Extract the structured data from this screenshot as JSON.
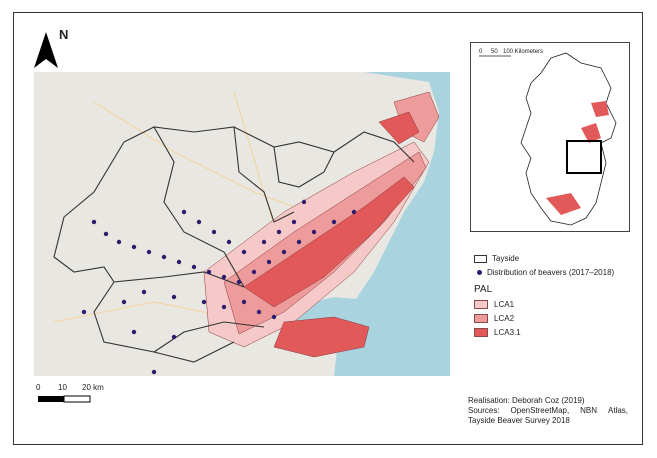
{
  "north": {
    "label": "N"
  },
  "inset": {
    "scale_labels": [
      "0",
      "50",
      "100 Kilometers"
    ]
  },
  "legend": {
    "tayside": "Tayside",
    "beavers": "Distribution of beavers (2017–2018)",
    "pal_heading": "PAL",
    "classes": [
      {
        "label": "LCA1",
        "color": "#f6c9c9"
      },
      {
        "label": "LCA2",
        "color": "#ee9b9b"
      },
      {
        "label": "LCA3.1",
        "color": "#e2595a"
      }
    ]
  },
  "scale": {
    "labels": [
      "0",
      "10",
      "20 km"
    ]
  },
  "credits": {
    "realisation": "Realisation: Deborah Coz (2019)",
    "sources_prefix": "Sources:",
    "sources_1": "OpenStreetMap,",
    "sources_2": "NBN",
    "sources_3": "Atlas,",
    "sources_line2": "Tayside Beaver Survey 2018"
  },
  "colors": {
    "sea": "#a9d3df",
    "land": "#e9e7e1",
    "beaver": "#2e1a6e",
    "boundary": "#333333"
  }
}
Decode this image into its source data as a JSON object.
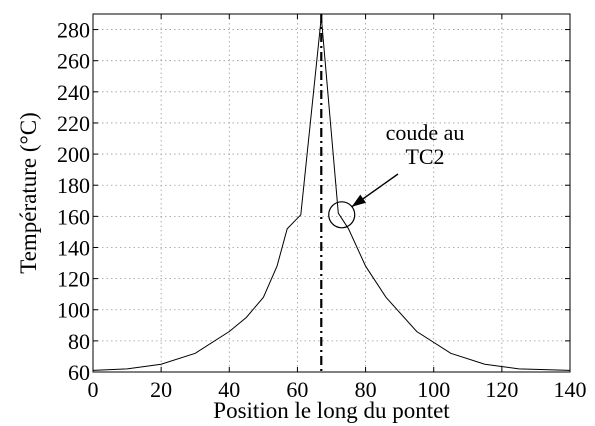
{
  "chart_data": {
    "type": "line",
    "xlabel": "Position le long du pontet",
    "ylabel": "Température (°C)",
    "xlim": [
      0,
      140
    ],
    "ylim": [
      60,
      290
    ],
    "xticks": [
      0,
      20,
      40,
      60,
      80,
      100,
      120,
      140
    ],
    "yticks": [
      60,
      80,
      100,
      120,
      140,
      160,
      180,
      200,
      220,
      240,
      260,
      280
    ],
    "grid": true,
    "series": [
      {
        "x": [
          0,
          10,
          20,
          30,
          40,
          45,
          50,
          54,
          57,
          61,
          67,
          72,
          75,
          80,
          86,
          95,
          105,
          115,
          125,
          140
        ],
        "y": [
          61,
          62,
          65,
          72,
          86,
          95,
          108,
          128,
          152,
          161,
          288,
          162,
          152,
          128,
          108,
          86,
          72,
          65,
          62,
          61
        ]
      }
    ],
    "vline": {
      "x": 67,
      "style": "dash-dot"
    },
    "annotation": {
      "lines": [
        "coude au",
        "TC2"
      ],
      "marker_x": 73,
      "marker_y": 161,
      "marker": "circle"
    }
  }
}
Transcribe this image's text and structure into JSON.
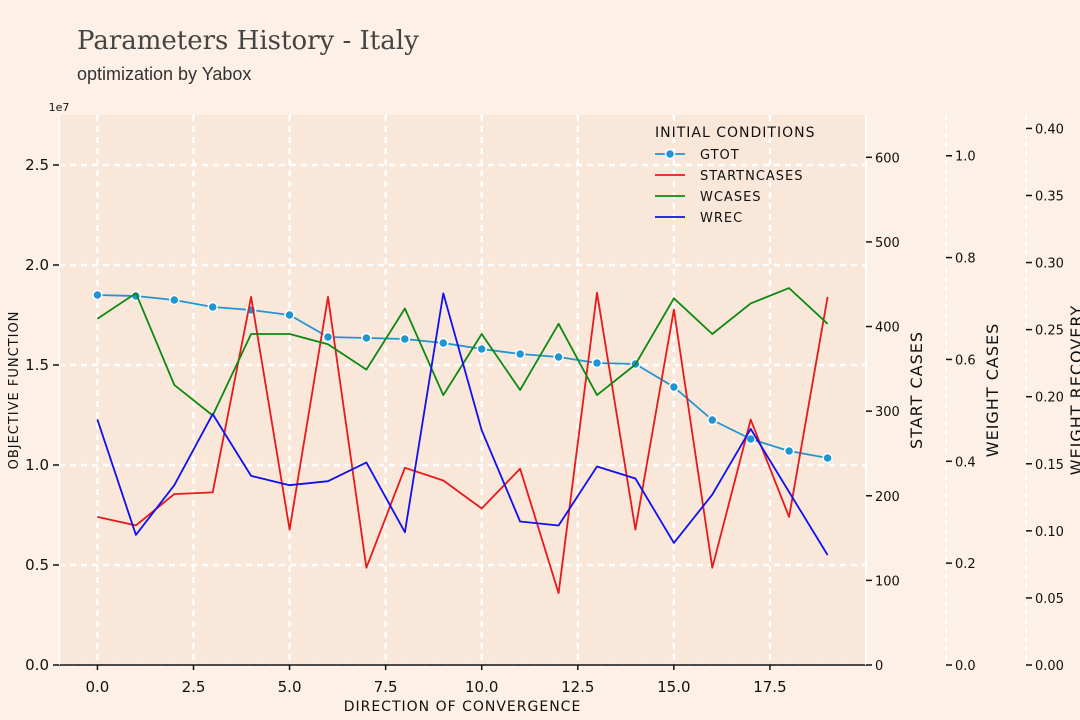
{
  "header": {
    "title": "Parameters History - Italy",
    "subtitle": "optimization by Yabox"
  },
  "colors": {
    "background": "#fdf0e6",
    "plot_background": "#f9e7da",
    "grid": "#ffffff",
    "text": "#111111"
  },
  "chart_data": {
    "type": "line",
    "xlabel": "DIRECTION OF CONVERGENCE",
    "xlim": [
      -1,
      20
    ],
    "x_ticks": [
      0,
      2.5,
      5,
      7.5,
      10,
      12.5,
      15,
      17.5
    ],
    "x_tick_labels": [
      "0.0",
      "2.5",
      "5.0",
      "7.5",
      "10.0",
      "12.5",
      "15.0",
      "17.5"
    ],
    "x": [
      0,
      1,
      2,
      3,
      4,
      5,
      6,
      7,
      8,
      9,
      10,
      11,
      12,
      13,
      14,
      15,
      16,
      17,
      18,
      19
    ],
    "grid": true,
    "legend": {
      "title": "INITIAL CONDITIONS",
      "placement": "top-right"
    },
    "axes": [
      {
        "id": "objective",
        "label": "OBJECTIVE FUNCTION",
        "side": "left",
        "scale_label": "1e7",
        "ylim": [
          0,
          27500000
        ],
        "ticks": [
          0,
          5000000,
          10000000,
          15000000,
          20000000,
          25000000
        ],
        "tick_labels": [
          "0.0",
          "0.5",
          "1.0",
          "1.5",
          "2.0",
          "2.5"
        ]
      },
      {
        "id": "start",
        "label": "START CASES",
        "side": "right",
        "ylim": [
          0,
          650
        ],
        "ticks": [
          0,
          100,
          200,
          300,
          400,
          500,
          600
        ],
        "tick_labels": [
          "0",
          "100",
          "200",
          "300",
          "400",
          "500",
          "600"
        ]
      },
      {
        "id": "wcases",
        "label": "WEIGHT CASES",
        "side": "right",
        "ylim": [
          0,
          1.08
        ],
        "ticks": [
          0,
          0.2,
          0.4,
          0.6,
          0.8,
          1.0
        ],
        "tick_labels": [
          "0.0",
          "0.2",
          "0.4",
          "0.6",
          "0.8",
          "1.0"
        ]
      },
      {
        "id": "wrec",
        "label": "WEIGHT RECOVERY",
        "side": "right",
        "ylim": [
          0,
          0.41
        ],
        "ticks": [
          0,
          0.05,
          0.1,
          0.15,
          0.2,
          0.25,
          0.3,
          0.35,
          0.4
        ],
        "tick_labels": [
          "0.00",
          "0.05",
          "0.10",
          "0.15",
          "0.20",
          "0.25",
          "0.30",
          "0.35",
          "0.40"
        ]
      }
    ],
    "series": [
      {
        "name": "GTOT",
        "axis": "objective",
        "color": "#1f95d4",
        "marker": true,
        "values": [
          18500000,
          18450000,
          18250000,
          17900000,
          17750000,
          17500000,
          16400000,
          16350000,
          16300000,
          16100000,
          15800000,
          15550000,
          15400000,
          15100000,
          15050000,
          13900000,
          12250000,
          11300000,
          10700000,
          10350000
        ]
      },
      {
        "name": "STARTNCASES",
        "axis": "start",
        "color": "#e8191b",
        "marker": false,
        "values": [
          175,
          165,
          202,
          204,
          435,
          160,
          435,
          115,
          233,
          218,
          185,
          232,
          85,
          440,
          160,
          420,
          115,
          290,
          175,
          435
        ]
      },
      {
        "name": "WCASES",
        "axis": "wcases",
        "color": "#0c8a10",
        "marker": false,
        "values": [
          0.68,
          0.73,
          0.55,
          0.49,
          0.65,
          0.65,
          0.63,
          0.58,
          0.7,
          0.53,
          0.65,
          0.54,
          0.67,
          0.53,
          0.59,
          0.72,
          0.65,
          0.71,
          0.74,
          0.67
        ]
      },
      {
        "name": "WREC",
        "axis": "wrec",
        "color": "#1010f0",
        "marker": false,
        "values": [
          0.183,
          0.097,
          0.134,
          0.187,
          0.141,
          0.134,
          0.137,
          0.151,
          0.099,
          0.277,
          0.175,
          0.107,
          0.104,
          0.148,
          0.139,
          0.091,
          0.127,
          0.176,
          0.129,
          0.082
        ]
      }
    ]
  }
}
────────────────────
▶ [Required work] Copy every entry exactly as written. Pictures are excluded.

▶ [Written reply]
Extract the structured data from this screenshot as JSON.
{
  "north": {
    "label": "N"
  },
  "inset": {
    "scale_labels": [
      "0",
      "50",
      "100 Kilometers"
    ]
  },
  "legend": {
    "tayside": "Tayside",
    "beavers": "Distribution of beavers (2017–2018)",
    "pal_heading": "PAL",
    "classes": [
      {
        "label": "LCA1",
        "color": "#f6c9c9"
      },
      {
        "label": "LCA2",
        "color": "#ee9b9b"
      },
      {
        "label": "LCA3.1",
        "color": "#e2595a"
      }
    ]
  },
  "scale": {
    "labels": [
      "0",
      "10",
      "20 km"
    ]
  },
  "credits": {
    "realisation": "Realisation: Deborah Coz (2019)",
    "sources_prefix": "Sources:",
    "sources_1": "OpenStreetMap,",
    "sources_2": "NBN",
    "sources_3": "Atlas,",
    "sources_line2": "Tayside Beaver Survey 2018"
  },
  "colors": {
    "sea": "#a9d3df",
    "land": "#e9e7e1",
    "beaver": "#2e1a6e",
    "boundary": "#333333"
  }
}
Decode this image into its source data as a JSON object.
{
  "chart_data": {
    "type": "line",
    "xlabel": "Position le long du pontet",
    "ylabel": "Température (°C)",
    "xlim": [
      0,
      140
    ],
    "ylim": [
      60,
      290
    ],
    "xticks": [
      0,
      20,
      40,
      60,
      80,
      100,
      120,
      140
    ],
    "yticks": [
      60,
      80,
      100,
      120,
      140,
      160,
      180,
      200,
      220,
      240,
      260,
      280
    ],
    "grid": true,
    "series": [
      {
        "x": [
          0,
          10,
          20,
          30,
          40,
          45,
          50,
          54,
          57,
          61,
          67,
          72,
          75,
          80,
          86,
          95,
          105,
          115,
          125,
          140
        ],
        "y": [
          61,
          62,
          65,
          72,
          86,
          95,
          108,
          128,
          152,
          161,
          288,
          162,
          152,
          128,
          108,
          86,
          72,
          65,
          62,
          61
        ]
      }
    ],
    "vline": {
      "x": 67,
      "style": "dash-dot"
    },
    "annotation": {
      "lines": [
        "coude au",
        "TC2"
      ],
      "marker_x": 73,
      "marker_y": 161,
      "marker": "circle"
    }
  }
}
Transcribe this image's text and structure into JSON.
{
  "header": {
    "title": "Parameters History - Italy",
    "subtitle": "optimization by Yabox"
  },
  "colors": {
    "background": "#fdf0e6",
    "plot_background": "#f9e7da",
    "grid": "#ffffff",
    "text": "#111111"
  },
  "chart_data": {
    "type": "line",
    "xlabel": "DIRECTION OF CONVERGENCE",
    "xlim": [
      -1,
      20
    ],
    "x_ticks": [
      0,
      2.5,
      5,
      7.5,
      10,
      12.5,
      15,
      17.5
    ],
    "x_tick_labels": [
      "0.0",
      "2.5",
      "5.0",
      "7.5",
      "10.0",
      "12.5",
      "15.0",
      "17.5"
    ],
    "x": [
      0,
      1,
      2,
      3,
      4,
      5,
      6,
      7,
      8,
      9,
      10,
      11,
      12,
      13,
      14,
      15,
      16,
      17,
      18,
      19
    ],
    "grid": true,
    "legend": {
      "title": "INITIAL CONDITIONS",
      "placement": "top-right"
    },
    "axes": [
      {
        "id": "objective",
        "label": "OBJECTIVE FUNCTION",
        "side": "left",
        "scale_label": "1e7",
        "ylim": [
          0,
          27500000
        ],
        "ticks": [
          0,
          5000000,
          10000000,
          15000000,
          20000000,
          25000000
        ],
        "tick_labels": [
          "0.0",
          "0.5",
          "1.0",
          "1.5",
          "2.0",
          "2.5"
        ]
      },
      {
        "id": "start",
        "label": "START CASES",
        "side": "right",
        "ylim": [
          0,
          650
        ],
        "ticks": [
          0,
          100,
          200,
          300,
          400,
          500,
          600
        ],
        "tick_labels": [
          "0",
          "100",
          "200",
          "300",
          "400",
          "500",
          "600"
        ]
      },
      {
        "id": "wcases",
        "label": "WEIGHT CASES",
        "side": "right",
        "ylim": [
          0,
          1.08
        ],
        "ticks": [
          0,
          0.2,
          0.4,
          0.6,
          0.8,
          1.0
        ],
        "tick_labels": [
          "0.0",
          "0.2",
          "0.4",
          "0.6",
          "0.8",
          "1.0"
        ]
      },
      {
        "id": "wrec",
        "label": "WEIGHT RECOVERY",
        "side": "right",
        "ylim": [
          0,
          0.41
        ],
        "ticks": [
          0,
          0.05,
          0.1,
          0.15,
          0.2,
          0.25,
          0.3,
          0.35,
          0.4
        ],
        "tick_labels": [
          "0.00",
          "0.05",
          "0.10",
          "0.15",
          "0.20",
          "0.25",
          "0.30",
          "0.35",
          "0.40"
        ]
      }
    ],
    "series": [
      {
        "name": "GTOT",
        "axis": "objective",
        "color": "#1f95d4",
        "marker": true,
        "values": [
          18500000,
          18450000,
          18250000,
          17900000,
          17750000,
          17500000,
          16400000,
          16350000,
          16300000,
          16100000,
          15800000,
          15550000,
          15400000,
          15100000,
          15050000,
          13900000,
          12250000,
          11300000,
          10700000,
          10350000
        ]
      },
      {
        "name": "STARTNCASES",
        "axis": "start",
        "color": "#e8191b",
        "marker": false,
        "values": [
          175,
          165,
          202,
          204,
          435,
          160,
          435,
          115,
          233,
          218,
          185,
          232,
          85,
          440,
          160,
          420,
          115,
          290,
          175,
          435
        ]
      },
      {
        "name": "WCASES",
        "axis": "wcases",
        "color": "#0c8a10",
        "marker": false,
        "values": [
          0.68,
          0.73,
          0.55,
          0.49,
          0.65,
          0.65,
          0.63,
          0.58,
          0.7,
          0.53,
          0.65,
          0.54,
          0.67,
          0.53,
          0.59,
          0.72,
          0.65,
          0.71,
          0.74,
          0.67
        ]
      },
      {
        "name": "WREC",
        "axis": "wrec",
        "color": "#1010f0",
        "marker": false,
        "values": [
          0.183,
          0.097,
          0.134,
          0.187,
          0.141,
          0.134,
          0.137,
          0.151,
          0.099,
          0.277,
          0.175,
          0.107,
          0.104,
          0.148,
          0.139,
          0.091,
          0.127,
          0.176,
          0.129,
          0.082
        ]
      }
    ]
  }
}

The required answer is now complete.